— begin —
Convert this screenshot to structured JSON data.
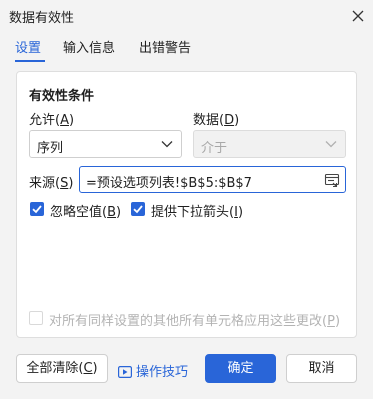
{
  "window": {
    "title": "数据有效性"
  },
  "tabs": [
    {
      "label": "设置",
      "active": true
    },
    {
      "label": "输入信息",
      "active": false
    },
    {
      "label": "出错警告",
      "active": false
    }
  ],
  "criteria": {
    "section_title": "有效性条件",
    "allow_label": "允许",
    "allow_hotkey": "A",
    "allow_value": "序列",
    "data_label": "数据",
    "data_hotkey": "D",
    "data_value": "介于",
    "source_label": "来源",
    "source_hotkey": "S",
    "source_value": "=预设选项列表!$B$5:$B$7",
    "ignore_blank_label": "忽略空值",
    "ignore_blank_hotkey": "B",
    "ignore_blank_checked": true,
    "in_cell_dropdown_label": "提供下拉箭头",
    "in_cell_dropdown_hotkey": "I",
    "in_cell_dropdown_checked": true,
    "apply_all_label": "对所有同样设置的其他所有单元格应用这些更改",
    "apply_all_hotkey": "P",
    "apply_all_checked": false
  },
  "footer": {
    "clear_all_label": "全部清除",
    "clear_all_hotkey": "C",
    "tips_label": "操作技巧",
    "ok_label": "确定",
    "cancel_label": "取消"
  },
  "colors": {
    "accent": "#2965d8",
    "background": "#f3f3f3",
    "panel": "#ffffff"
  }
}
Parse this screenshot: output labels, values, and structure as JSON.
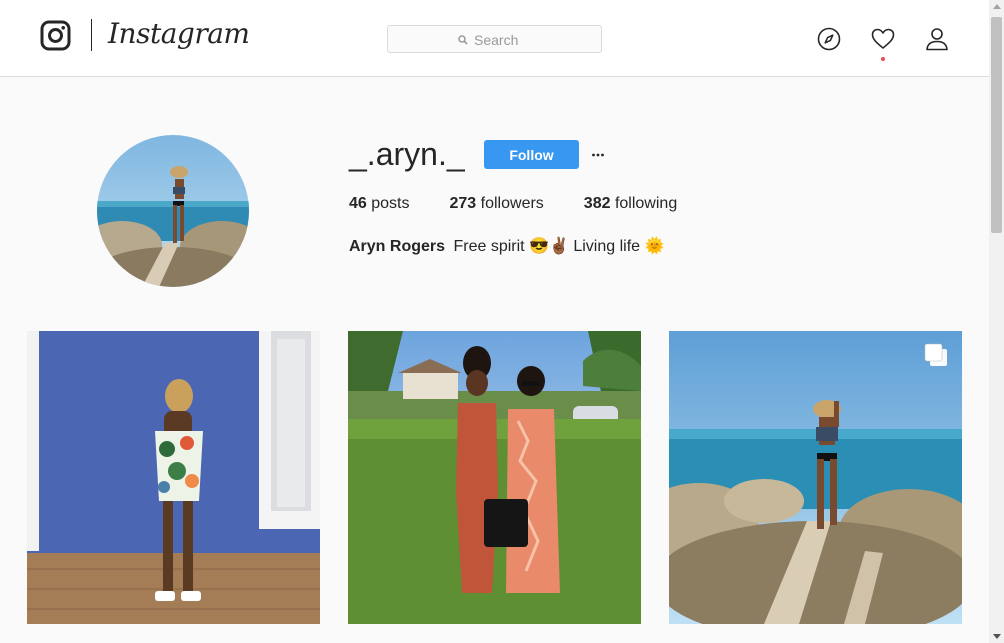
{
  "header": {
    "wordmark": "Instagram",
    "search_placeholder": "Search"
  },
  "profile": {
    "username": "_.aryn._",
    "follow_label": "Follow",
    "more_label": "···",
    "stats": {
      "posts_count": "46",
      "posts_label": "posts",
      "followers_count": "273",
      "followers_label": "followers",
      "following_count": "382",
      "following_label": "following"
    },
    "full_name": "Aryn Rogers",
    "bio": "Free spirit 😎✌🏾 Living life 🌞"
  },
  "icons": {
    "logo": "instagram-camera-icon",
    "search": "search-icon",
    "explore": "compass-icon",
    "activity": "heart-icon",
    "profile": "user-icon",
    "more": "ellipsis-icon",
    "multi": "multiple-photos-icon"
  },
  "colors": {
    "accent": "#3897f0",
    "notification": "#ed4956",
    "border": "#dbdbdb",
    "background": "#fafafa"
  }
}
— end —
> **EXERCISE OBJECTIVE**:
Leave out the pictures and transcribe the entries above exactly.

> **RESULT**:
Convert this screenshot to structured JSON data.
{
  "window": {
    "title": "数据有效性"
  },
  "tabs": [
    {
      "label": "设置",
      "active": true
    },
    {
      "label": "输入信息",
      "active": false
    },
    {
      "label": "出错警告",
      "active": false
    }
  ],
  "criteria": {
    "section_title": "有效性条件",
    "allow_label": "允许",
    "allow_hotkey": "A",
    "allow_value": "序列",
    "data_label": "数据",
    "data_hotkey": "D",
    "data_value": "介于",
    "source_label": "来源",
    "source_hotkey": "S",
    "source_value": "=预设选项列表!$B$5:$B$7",
    "ignore_blank_label": "忽略空值",
    "ignore_blank_hotkey": "B",
    "ignore_blank_checked": true,
    "in_cell_dropdown_label": "提供下拉箭头",
    "in_cell_dropdown_hotkey": "I",
    "in_cell_dropdown_checked": true,
    "apply_all_label": "对所有同样设置的其他所有单元格应用这些更改",
    "apply_all_hotkey": "P",
    "apply_all_checked": false
  },
  "footer": {
    "clear_all_label": "全部清除",
    "clear_all_hotkey": "C",
    "tips_label": "操作技巧",
    "ok_label": "确定",
    "cancel_label": "取消"
  },
  "colors": {
    "accent": "#2965d8",
    "background": "#f3f3f3",
    "panel": "#ffffff"
  }
}
Parse this screenshot: output labels, values, and structure as JSON.
{
  "header": {
    "wordmark": "Instagram",
    "search_placeholder": "Search"
  },
  "profile": {
    "username": "_.aryn._",
    "follow_label": "Follow",
    "more_label": "···",
    "stats": {
      "posts_count": "46",
      "posts_label": "posts",
      "followers_count": "273",
      "followers_label": "followers",
      "following_count": "382",
      "following_label": "following"
    },
    "full_name": "Aryn Rogers",
    "bio": "Free spirit 😎✌🏾 Living life 🌞"
  },
  "icons": {
    "logo": "instagram-camera-icon",
    "search": "search-icon",
    "explore": "compass-icon",
    "activity": "heart-icon",
    "profile": "user-icon",
    "more": "ellipsis-icon",
    "multi": "multiple-photos-icon"
  },
  "colors": {
    "accent": "#3897f0",
    "notification": "#ed4956",
    "border": "#dbdbdb",
    "background": "#fafafa"
  }
}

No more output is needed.